» **PROMPT 1**
Answer these questions from the passage on Tumaini La Maisha Health Services:
(a) In what year was the organization founded, and under what name?
(b) Which model did the organization's strategy use to mobilize communities?
(c) How many children does Soi School currently serve, and in which grades?
» **PROMPT 2**
Write out the part of the passage on Tumaini La Maisha Health Services between "For education what" and "Upper Nyakach, Kenya.", inclusive.
+++ DOCUMENT PASSAGE
Tumaini La Maisha Health Services, also referred to as Tumaini was founded in 2008 as Dala Community Based Organization (CBO) through the efforts of Dan and Emily Okall. It was started with the mission of helping households in a small village in Upper Nyakach region to be stable and self sufficient and in right relationship with one another, the environment and God.

Our strategy was to encourage, organize and mobilize individuals and communities to creatively overcome the challenges they face by utilizing local resources through the Asset Based Community Development (ABCD) model.

In 2009 through our community health program or staff discovered Grandma Dorcas was sickly. Initial and basic assessment showed she had breast complications. She was later diagnosed with cancer of the breast. In the process of helping her her access breast cancer treatment, we encountered so many obstacles until she passed away a few months later. Walking through this experience with her opened our eyes to the plight of people with cancer in Kenya.

We found unnecessary stigma, misinformation, misdiagnosis, and extremely limited treatment and care services. The few reports and data we found on cancer in Kenya indicated the situation was desperate. Our hearts were burdened to help other women as well as men to have a better understanding of risks factors, and possibilities for early detection.

And so in 2010, we decided to focus our efforts on health and education programs. For health, we chose to focus on cancer awareness and preventative health, with special attention to breast, cervical, prostrate, and throat cancer management. We begun educating women on self-examination, and options for early detection, facilitating of screening and treatment at major hospitals, and teaching organic gardening. Demand for information increased and our staff of three working in one village in 2009, grew to a staff of nine currently working in three constituencies.

Later on we included the household outreach program to provide emergency food and financial assistance to extremely poor families whom we met during our door to door outreach activities. The goal was to empower them to engage in income generating activities. Presently, we also have staff located at JaramogiOgingaOdinga Teaching and Referral Hospital (JOOTRH) in Kisumu City and Kenyatta National Hospital (KNH) in Nairobi City where they help our clients to access and navigate treatment and care.

For education what we had started as an Early Childhood Development (ECD) project of the CBO grew on to became a primary school operated in partnership with African Inland Church, Soi Local Church. Demand for its services has seen this service grow to become AIC Soi N’guono (which means grace) School. Currently Soi School offers preK-6th grade education to over 128 children from low or no-income families in Sigoti, Upper Nyakach, Kenya.
++++++
+++ PROVIDED INFORMATION
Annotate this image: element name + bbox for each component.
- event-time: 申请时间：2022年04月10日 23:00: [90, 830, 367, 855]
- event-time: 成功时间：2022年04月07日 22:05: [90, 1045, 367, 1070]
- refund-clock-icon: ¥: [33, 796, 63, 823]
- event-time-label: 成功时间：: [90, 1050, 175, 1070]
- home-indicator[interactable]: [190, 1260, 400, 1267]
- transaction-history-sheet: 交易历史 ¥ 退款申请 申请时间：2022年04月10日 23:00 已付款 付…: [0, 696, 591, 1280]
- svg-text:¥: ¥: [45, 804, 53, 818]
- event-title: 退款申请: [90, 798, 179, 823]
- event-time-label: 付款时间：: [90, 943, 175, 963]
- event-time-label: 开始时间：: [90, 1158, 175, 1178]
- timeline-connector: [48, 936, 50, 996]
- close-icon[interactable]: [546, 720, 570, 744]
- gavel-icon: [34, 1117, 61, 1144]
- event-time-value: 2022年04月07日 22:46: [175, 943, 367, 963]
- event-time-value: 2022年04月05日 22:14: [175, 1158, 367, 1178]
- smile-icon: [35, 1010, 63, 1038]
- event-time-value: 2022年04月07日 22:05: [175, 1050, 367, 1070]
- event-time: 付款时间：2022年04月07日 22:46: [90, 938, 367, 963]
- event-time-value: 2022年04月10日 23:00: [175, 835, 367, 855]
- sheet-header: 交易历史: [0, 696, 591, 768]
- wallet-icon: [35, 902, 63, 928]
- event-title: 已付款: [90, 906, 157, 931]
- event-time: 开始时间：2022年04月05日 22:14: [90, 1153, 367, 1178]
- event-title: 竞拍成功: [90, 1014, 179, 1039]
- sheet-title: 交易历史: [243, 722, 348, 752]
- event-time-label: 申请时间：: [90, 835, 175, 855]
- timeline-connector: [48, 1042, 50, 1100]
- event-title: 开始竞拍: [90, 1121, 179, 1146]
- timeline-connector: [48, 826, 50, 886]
++++++
» **EXERCISE SOLUTION 1**
(a) 2008, as Dala Community Based Organization (CBO).
(b) The Asset Based Community Development (ABCD) model.
(c) Over 128 children, in preK through 6th grade.

» **EXERCISE SOLUTION 2**
For education what we had started as an Early Childhood Development (ECD) project of the CBO grew on to became a primary school operated in partnership with African Inland Church, Soi Local Church. Demand for its services has seen this service grow to become AIC Soi N’guono (which means grace) School. Currently Soi School offers preK-6th grade education to over 128 children from low or no-income families in Sigoti, Upper Nyakach, Kenya.